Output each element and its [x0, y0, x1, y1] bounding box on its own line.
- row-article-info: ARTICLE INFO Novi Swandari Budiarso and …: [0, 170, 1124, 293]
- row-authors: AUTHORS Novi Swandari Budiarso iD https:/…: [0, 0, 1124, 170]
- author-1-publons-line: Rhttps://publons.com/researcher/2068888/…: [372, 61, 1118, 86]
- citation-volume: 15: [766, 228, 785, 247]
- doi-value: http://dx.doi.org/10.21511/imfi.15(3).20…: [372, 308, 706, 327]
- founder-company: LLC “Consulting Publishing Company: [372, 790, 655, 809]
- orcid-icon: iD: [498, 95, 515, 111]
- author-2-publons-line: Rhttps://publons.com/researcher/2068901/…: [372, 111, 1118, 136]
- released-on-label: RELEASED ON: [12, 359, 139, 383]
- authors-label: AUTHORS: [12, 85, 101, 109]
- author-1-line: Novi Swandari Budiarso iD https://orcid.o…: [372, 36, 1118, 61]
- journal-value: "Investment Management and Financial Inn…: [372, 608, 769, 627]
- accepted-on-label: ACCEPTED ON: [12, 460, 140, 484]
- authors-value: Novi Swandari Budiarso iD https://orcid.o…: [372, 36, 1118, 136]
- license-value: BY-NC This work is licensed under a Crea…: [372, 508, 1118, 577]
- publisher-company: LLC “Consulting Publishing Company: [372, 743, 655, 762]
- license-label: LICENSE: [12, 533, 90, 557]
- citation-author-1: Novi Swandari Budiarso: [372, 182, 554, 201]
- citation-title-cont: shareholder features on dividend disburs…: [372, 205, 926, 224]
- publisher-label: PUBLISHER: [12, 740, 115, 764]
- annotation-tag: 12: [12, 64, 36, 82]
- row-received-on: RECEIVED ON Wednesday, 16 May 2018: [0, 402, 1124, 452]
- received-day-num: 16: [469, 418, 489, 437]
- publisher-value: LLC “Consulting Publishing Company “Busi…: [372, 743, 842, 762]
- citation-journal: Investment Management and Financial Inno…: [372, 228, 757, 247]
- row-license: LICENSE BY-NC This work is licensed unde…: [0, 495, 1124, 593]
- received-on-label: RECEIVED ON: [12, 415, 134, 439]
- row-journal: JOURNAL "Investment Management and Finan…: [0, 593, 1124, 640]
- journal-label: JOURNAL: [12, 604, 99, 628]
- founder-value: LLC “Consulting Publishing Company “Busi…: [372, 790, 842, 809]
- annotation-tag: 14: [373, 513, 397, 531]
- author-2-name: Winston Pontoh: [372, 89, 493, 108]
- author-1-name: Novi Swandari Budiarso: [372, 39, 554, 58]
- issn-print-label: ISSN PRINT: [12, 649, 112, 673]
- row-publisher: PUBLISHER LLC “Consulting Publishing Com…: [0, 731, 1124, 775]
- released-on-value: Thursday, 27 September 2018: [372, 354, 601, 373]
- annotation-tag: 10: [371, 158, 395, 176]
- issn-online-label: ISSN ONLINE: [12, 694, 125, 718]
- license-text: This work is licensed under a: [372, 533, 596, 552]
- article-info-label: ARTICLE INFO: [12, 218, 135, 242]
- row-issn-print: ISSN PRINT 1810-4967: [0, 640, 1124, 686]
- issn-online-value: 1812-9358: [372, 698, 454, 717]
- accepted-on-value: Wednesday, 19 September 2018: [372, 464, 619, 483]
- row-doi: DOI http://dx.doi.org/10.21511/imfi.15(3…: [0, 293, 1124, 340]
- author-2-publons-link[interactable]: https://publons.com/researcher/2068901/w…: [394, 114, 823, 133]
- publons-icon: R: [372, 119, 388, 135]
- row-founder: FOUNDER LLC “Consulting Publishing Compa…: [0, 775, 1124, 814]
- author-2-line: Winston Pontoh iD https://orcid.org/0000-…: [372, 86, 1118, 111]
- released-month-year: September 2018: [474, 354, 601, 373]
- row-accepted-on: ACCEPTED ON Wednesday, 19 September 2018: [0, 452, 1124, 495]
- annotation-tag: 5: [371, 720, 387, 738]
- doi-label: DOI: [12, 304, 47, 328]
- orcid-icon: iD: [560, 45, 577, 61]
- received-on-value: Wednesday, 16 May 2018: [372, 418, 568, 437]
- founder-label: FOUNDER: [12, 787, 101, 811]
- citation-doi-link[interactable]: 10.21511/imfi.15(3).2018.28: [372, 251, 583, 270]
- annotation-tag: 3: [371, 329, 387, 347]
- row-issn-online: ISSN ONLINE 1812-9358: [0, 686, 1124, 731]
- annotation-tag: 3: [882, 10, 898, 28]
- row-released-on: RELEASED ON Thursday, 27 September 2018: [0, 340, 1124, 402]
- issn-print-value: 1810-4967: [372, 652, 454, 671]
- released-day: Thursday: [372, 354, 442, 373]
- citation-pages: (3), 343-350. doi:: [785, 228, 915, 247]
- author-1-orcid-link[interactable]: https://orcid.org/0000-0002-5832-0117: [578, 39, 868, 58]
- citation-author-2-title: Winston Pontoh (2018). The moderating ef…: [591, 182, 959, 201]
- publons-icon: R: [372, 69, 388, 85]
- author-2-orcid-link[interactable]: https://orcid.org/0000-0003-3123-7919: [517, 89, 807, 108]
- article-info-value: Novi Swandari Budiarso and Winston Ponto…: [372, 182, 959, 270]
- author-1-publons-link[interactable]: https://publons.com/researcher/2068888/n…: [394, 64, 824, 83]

★ ★ ★ ★

#### [GIVEN TASK]
Return every line of the records above unchanged and in the same order.

#### [PROBLEM SOLUTION]
Output each element and its [x0, y0, x1, y1] bounding box on its own line.
- row-article-info: ARTICLE INFO Novi Swandari Budiarso and …: [0, 170, 1124, 293]
- row-authors: AUTHORS Novi Swandari Budiarso iD https:/…: [0, 0, 1124, 170]
- author-1-publons-line: Rhttps://publons.com/researcher/2068888/…: [372, 61, 1118, 86]
- citation-volume: 15: [766, 228, 785, 247]
- doi-value: http://dx.doi.org/10.21511/imfi.15(3).20…: [372, 308, 706, 327]
- founder-company: LLC “Consulting Publishing Company: [372, 790, 655, 809]
- orcid-icon: iD: [498, 95, 515, 111]
- author-2-publons-line: Rhttps://publons.com/researcher/2068901/…: [372, 111, 1118, 136]
- released-on-label: RELEASED ON: [12, 359, 139, 383]
- authors-label: AUTHORS: [12, 85, 101, 109]
- author-1-line: Novi Swandari Budiarso iD https://orcid.o…: [372, 36, 1118, 61]
- journal-value: "Investment Management and Financial Inn…: [372, 608, 769, 627]
- accepted-on-label: ACCEPTED ON: [12, 460, 140, 484]
- authors-value: Novi Swandari Budiarso iD https://orcid.o…: [372, 36, 1118, 136]
- license-value: BY-NC This work is licensed under a Crea…: [372, 508, 1118, 577]
- publisher-company: LLC “Consulting Publishing Company: [372, 743, 655, 762]
- license-label: LICENSE: [12, 533, 90, 557]
- citation-author-1: Novi Swandari Budiarso: [372, 182, 554, 201]
- citation-title-cont: shareholder features on dividend disburs…: [372, 205, 926, 224]
- publisher-label: PUBLISHER: [12, 740, 115, 764]
- annotation-tag: 12: [12, 64, 36, 82]
- row-received-on: RECEIVED ON Wednesday, 16 May 2018: [0, 402, 1124, 452]
- received-day-num: 16: [469, 418, 489, 437]
- publisher-value: LLC “Consulting Publishing Company “Busi…: [372, 743, 842, 762]
- citation-journal: Investment Management and Financial Inno…: [372, 228, 757, 247]
- row-license: LICENSE BY-NC This work is licensed unde…: [0, 495, 1124, 593]
- received-on-label: RECEIVED ON: [12, 415, 134, 439]
- row-journal: JOURNAL "Investment Management and Finan…: [0, 593, 1124, 640]
- journal-label: JOURNAL: [12, 604, 99, 628]
- founder-value: LLC “Consulting Publishing Company “Busi…: [372, 790, 842, 809]
- annotation-tag: 14: [373, 513, 397, 531]
- author-2-name: Winston Pontoh: [372, 89, 493, 108]
- author-1-name: Novi Swandari Budiarso: [372, 39, 554, 58]
- issn-print-label: ISSN PRINT: [12, 649, 112, 673]
- row-publisher: PUBLISHER LLC “Consulting Publishing Com…: [0, 731, 1124, 775]
- released-on-value: Thursday, 27 September 2018: [372, 354, 601, 373]
- annotation-tag: 10: [371, 158, 395, 176]
- issn-online-label: ISSN ONLINE: [12, 694, 125, 718]
- license-text: This work is licensed under a: [372, 533, 596, 552]
- article-info-label: ARTICLE INFO: [12, 218, 135, 242]
- row-issn-print: ISSN PRINT 1810-4967: [0, 640, 1124, 686]
- issn-online-value: 1812-9358: [372, 698, 454, 717]
- accepted-on-value: Wednesday, 19 September 2018: [372, 464, 619, 483]
- row-doi: DOI http://dx.doi.org/10.21511/imfi.15(3…: [0, 293, 1124, 340]
- author-2-publons-link[interactable]: https://publons.com/researcher/2068901/w…: [394, 114, 823, 133]
- publons-icon: R: [372, 119, 388, 135]
- row-founder: FOUNDER LLC “Consulting Publishing Compa…: [0, 775, 1124, 814]
- author-2-line: Winston Pontoh iD https://orcid.org/0000-…: [372, 86, 1118, 111]
- released-month-year: September 2018: [474, 354, 601, 373]
- row-accepted-on: ACCEPTED ON Wednesday, 19 September 2018: [0, 452, 1124, 495]
- annotation-tag: 5: [371, 720, 387, 738]
- doi-label: DOI: [12, 304, 47, 328]
- orcid-icon: iD: [560, 45, 577, 61]
- received-on-value: Wednesday, 16 May 2018: [372, 418, 568, 437]
- founder-label: FOUNDER: [12, 787, 101, 811]
- citation-doi-link[interactable]: 10.21511/imfi.15(3).2018.28: [372, 251, 583, 270]
- annotation-tag: 3: [371, 329, 387, 347]
- row-issn-online: ISSN ONLINE 1812-9358: [0, 686, 1124, 731]
- annotation-tag: 3: [882, 10, 898, 28]
- row-released-on: RELEASED ON Thursday, 27 September 2018: [0, 340, 1124, 402]
- issn-print-value: 1810-4967: [372, 652, 454, 671]
- released-day: Thursday: [372, 354, 442, 373]
- citation-pages: (3), 343-350. doi:: [785, 228, 915, 247]
- author-1-orcid-link[interactable]: https://orcid.org/0000-0002-5832-0117: [578, 39, 868, 58]
- citation-author-2-title: Winston Pontoh (2018). The moderating ef…: [591, 182, 959, 201]
- publons-icon: R: [372, 69, 388, 85]
- author-2-orcid-link[interactable]: https://orcid.org/0000-0003-3123-7919: [517, 89, 807, 108]
- article-info-value: Novi Swandari Budiarso and Winston Ponto…: [372, 182, 959, 270]
- author-1-publons-link[interactable]: https://publons.com/researcher/2068888/n…: [394, 64, 824, 83]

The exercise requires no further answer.